--- BEGIN ---
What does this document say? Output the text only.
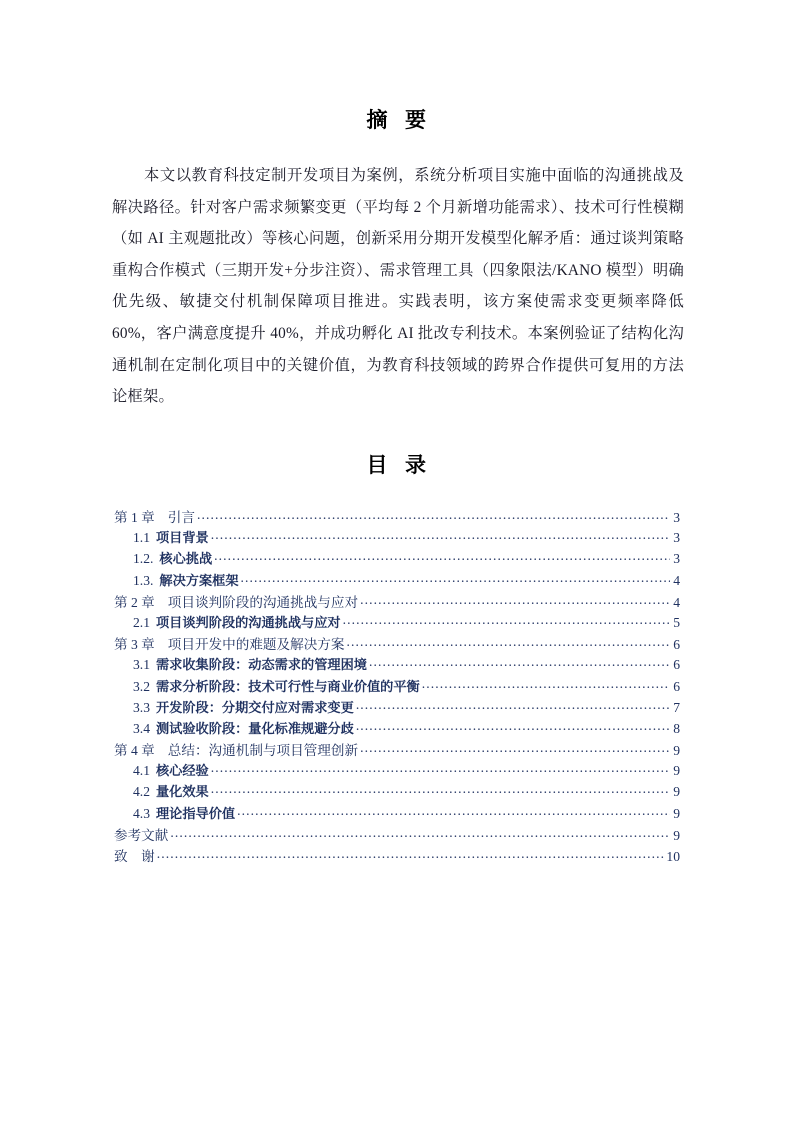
摘 要
本文以教育科技定制开发项目为案例，系统分析项目实施中面临的沟通挑战及解决路径。针对客户需求频繁变更（平均每 2 个月新增功能需求）、技术可行性模糊（如 AI 主观题批改）等核心问题，创新采用分期开发模型化解矛盾：通过谈判策略重构合作模式（三期开发+分步注资）、需求管理工具（四象限法/KANO 模型）明确优先级、敏捷交付机制保障项目推进。实践表明，该方案使需求变更频率降低 60%，客户满意度提升 40%，并成功孵化 AI 批改专利技术。本案例验证了结构化沟通机制在定制化项目中的关键价值，为教育科技领域的跨界合作提供可复用的方法论框架。
目 录
第 1 章 引言 .....	3
1.1 项目背景 .....	3
1.2. 核心挑战 .....	3
1.3. 解决方案框架 .....	4
第 2 章 项目谈判阶段的沟通挑战与应对 .....	4
2.1 项目谈判阶段的沟通挑战与应对 .....	5
第 3 章 项目开发中的难题及解决方案 .....	6
3.1 需求收集阶段：动态需求的管理困境 .....	6
3.2 需求分析阶段：技术可行性与商业价值的平衡 .....	6
3.3 开发阶段：分期交付应对需求变更 .....	7
3.4 测试验收阶段：量化标准规避分歧 .....	8
第 4 章 总结：沟通机制与项目管理创新 .....	9
4.1 核心经验 .....	9
4.2 量化效果 .....	9
4.3 理论指导价值 .....	9
参考文献 .....	9
致　谢 .....	10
--- END ---
Which lines hold the string "项目谈判阶段的沟通挑战与应对"? Copy all of them from the data above.

第 2 章 项目谈判阶段的沟通挑战与应对 .....	4
2.1 项目谈判阶段的沟通挑战与应对 .....	5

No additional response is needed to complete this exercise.